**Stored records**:

============================================================

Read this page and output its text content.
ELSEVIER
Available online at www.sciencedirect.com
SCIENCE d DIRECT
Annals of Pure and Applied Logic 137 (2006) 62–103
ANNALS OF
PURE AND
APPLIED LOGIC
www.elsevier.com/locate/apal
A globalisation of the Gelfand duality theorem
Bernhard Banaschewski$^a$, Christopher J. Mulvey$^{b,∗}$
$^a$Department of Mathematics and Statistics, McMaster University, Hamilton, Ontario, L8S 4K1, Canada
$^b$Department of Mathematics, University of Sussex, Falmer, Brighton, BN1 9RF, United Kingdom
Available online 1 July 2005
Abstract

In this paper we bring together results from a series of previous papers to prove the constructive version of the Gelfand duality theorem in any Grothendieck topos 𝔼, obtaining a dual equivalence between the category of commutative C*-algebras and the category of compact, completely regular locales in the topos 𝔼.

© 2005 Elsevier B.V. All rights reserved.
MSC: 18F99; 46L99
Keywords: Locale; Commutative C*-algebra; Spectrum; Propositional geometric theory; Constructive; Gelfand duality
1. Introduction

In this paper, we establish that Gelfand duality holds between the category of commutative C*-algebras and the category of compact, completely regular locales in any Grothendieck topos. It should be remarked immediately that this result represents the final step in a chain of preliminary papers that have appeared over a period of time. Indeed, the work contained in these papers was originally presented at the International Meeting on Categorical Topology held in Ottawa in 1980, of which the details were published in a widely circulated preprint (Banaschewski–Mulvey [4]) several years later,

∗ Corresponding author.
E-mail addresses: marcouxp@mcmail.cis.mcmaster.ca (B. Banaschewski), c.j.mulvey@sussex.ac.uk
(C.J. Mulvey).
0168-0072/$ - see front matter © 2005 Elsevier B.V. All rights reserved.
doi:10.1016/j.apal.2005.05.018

============================================================

**EXERCISE DIRECTIONS**:
Each line of the listing above should be output exactly.

**TASK OUTPUT**:
Read this page and output its text content.
ELSEVIER
Available online at www.sciencedirect.com
SCIENCE d DIRECT
Annals of Pure and Applied Logic 137 (2006) 62–103
ANNALS OF
PURE AND
APPLIED LOGIC
www.elsevier.com/locate/apal
A globalisation of the Gelfand duality theorem
Bernhard Banaschewski$^a$, Christopher J. Mulvey$^{b,∗}$
$^a$Department of Mathematics and Statistics, McMaster University, Hamilton, Ontario, L8S 4K1, Canada
$^b$Department of Mathematics, University of Sussex, Falmer, Brighton, BN1 9RF, United Kingdom
Available online 1 July 2005
Abstract

In this paper we bring together results from a series of previous papers to prove the constructive version of the Gelfand duality theorem in any Grothendieck topos 𝔼, obtaining a dual equivalence between the category of commutative C*-algebras and the category of compact, completely regular locales in the topos 𝔼.

© 2005 Elsevier B.V. All rights reserved.
MSC: 18F99; 46L99
Keywords: Locale; Commutative C*-algebra; Spectrum; Propositional geometric theory; Constructive; Gelfand duality
1. Introduction

In this paper, we establish that Gelfand duality holds between the category of commutative C*-algebras and the category of compact, completely regular locales in any Grothendieck topos. It should be remarked immediately that this result represents the final step in a chain of preliminary papers that have appeared over a period of time. Indeed, the work contained in these papers was originally presented at the International Meeting on Categorical Topology held in Ottawa in 1980, of which the details were published in a widely circulated preprint (Banaschewski–Mulvey [4]) several years later,

∗ Corresponding author.
E-mail addresses: marcouxp@mcmail.cis.mcmaster.ca (B. Banaschewski), c.j.mulvey@sussex.ac.uk
(C.J. Mulvey).
0168-0072/$ - see front matter © 2005 Elsevier B.V. All rights reserved.
doi:10.1016/j.apal.2005.05.018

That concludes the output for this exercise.